DESCRIPTION OF THE TASK => Write out the material below again, unchanged.

DATA FOR THE TASK =>
----
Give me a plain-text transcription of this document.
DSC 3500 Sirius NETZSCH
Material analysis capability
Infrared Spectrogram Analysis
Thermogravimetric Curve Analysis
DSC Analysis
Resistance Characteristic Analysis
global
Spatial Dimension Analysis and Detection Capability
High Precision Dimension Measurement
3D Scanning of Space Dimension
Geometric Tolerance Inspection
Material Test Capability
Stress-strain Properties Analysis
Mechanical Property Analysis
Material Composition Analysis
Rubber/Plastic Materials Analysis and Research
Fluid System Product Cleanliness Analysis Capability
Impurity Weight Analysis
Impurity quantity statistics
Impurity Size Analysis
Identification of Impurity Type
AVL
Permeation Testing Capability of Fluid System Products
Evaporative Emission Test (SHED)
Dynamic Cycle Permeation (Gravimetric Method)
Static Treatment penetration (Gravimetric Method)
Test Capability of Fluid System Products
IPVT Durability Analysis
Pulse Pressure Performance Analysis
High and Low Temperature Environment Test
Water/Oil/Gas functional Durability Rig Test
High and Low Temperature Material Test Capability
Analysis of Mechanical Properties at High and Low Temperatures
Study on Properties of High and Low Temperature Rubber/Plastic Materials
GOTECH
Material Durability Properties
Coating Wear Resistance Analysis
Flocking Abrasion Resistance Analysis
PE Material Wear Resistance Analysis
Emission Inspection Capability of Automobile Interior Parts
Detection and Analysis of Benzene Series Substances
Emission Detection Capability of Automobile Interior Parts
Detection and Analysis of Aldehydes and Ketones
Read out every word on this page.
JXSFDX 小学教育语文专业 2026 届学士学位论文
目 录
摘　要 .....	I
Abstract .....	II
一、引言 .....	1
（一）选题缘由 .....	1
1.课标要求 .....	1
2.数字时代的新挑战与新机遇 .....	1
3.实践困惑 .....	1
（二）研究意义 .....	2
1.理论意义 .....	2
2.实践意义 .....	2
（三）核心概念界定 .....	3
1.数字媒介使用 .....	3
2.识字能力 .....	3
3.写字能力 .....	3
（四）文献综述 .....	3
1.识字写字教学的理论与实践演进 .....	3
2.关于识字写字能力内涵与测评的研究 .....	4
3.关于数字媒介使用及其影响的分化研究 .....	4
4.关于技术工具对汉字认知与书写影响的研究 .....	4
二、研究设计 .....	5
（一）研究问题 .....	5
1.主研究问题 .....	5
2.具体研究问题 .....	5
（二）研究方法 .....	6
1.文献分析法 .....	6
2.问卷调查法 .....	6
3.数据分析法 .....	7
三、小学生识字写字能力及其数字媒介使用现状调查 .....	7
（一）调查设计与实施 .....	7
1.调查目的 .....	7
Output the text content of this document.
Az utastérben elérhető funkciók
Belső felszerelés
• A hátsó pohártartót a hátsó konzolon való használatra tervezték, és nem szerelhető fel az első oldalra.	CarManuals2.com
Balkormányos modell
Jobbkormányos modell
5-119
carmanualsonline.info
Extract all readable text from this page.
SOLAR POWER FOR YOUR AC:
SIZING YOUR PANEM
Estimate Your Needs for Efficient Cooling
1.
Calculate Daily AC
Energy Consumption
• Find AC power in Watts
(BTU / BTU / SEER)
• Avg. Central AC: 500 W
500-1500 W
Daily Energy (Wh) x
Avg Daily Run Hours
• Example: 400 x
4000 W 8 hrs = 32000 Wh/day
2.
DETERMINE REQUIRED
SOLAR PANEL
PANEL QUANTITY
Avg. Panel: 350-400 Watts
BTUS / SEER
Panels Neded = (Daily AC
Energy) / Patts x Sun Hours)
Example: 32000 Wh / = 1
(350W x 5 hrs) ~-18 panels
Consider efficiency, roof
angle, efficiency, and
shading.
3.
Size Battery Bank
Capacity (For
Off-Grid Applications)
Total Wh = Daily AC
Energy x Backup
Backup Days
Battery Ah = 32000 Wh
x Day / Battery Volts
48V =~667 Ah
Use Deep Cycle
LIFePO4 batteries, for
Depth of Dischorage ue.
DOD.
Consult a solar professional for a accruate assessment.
----
THE ANSWER =>
Give me a plain-text transcription of this document.
DSC 3500 Sirius NETZSCH
Material analysis capability
Infrared Spectrogram Analysis
Thermogravimetric Curve Analysis
DSC Analysis
Resistance Characteristic Analysis
global
Spatial Dimension Analysis and Detection Capability
High Precision Dimension Measurement
3D Scanning of Space Dimension
Geometric Tolerance Inspection
Material Test Capability
Stress-strain Properties Analysis
Mechanical Property Analysis
Material Composition Analysis
Rubber/Plastic Materials Analysis and Research
Fluid System Product Cleanliness Analysis Capability
Impurity Weight Analysis
Impurity quantity statistics
Impurity Size Analysis
Identification of Impurity Type
AVL
Permeation Testing Capability of Fluid System Products
Evaporative Emission Test (SHED)
Dynamic Cycle Permeation (Gravimetric Method)
Static Treatment penetration (Gravimetric Method)
Test Capability of Fluid System Products
IPVT Durability Analysis
Pulse Pressure Performance Analysis
High and Low Temperature Environment Test
Water/Oil/Gas functional Durability Rig Test
High and Low Temperature Material Test Capability
Analysis of Mechanical Properties at High and Low Temperatures
Study on Properties of High and Low Temperature Rubber/Plastic Materials
GOTECH
Material Durability Properties
Coating Wear Resistance Analysis
Flocking Abrasion Resistance Analysis
PE Material Wear Resistance Analysis
Emission Inspection Capability of Automobile Interior Parts
Detection and Analysis of Benzene Series Substances
Emission Detection Capability of Automobile Interior Parts
Detection and Analysis of Aldehydes and Ketones
Read out every word on this page.
JXSFDX 小学教育语文专业 2026 届学士学位论文
目 录
摘　要 .....	I
Abstract .....	II
一、引言 .....	1
（一）选题缘由 .....	1
1.课标要求 .....	1
2.数字时代的新挑战与新机遇 .....	1
3.实践困惑 .....	1
（二）研究意义 .....	2
1.理论意义 .....	2
2.实践意义 .....	2
（三）核心概念界定 .....	3
1.数字媒介使用 .....	3
2.识字能力 .....	3
3.写字能力 .....	3
（四）文献综述 .....	3
1.识字写字教学的理论与实践演进 .....	3
2.关于识字写字能力内涵与测评的研究 .....	4
3.关于数字媒介使用及其影响的分化研究 .....	4
4.关于技术工具对汉字认知与书写影响的研究 .....	4
二、研究设计 .....	5
（一）研究问题 .....	5
1.主研究问题 .....	5
2.具体研究问题 .....	5
（二）研究方法 .....	6
1.文献分析法 .....	6
2.问卷调查法 .....	6
3.数据分析法 .....	7
三、小学生识字写字能力及其数字媒介使用现状调查 .....	7
（一）调查设计与实施 .....	7
1.调查目的 .....	7
Output the text content of this document.
Az utastérben elérhető funkciók
Belső felszerelés
• A hátsó pohártartót a hátsó konzolon való használatra tervezték, és nem szerelhető fel az első oldalra.	CarManuals2.com
Balkormányos modell
Jobbkormányos modell
5-119
carmanualsonline.info
Extract all readable text from this page.
SOLAR POWER FOR YOUR AC:
SIZING YOUR PANEM
Estimate Your Needs for Efficient Cooling
1.
Calculate Daily AC
Energy Consumption
• Find AC power in Watts
(BTU / BTU / SEER)
• Avg. Central AC: 500 W
500-1500 W
Daily Energy (Wh) x
Avg Daily Run Hours
• Example: 400 x
4000 W 8 hrs = 32000 Wh/day
2.
DETERMINE REQUIRED
SOLAR PANEL
PANEL QUANTITY
Avg. Panel: 350-400 Watts
BTUS / SEER
Panels Neded = (Daily AC
Energy) / Patts x Sun Hours)
Example: 32000 Wh / = 1
(350W x 5 hrs) ~-18 panels
Consider efficiency, roof
angle, efficiency, and
shading.
3.
Size Battery Bank
Capacity (For
Off-Grid Applications)
Total Wh = Daily AC
Energy x Backup
Backup Days
Battery Ah = 32000 Wh
x Day / Battery Volts
48V =~667 Ah
Use Deep Cycle
LIFePO4 batteries, for
Depth of Dischorage ue.
DOD.
Consult a solar professional for a accruate assessment.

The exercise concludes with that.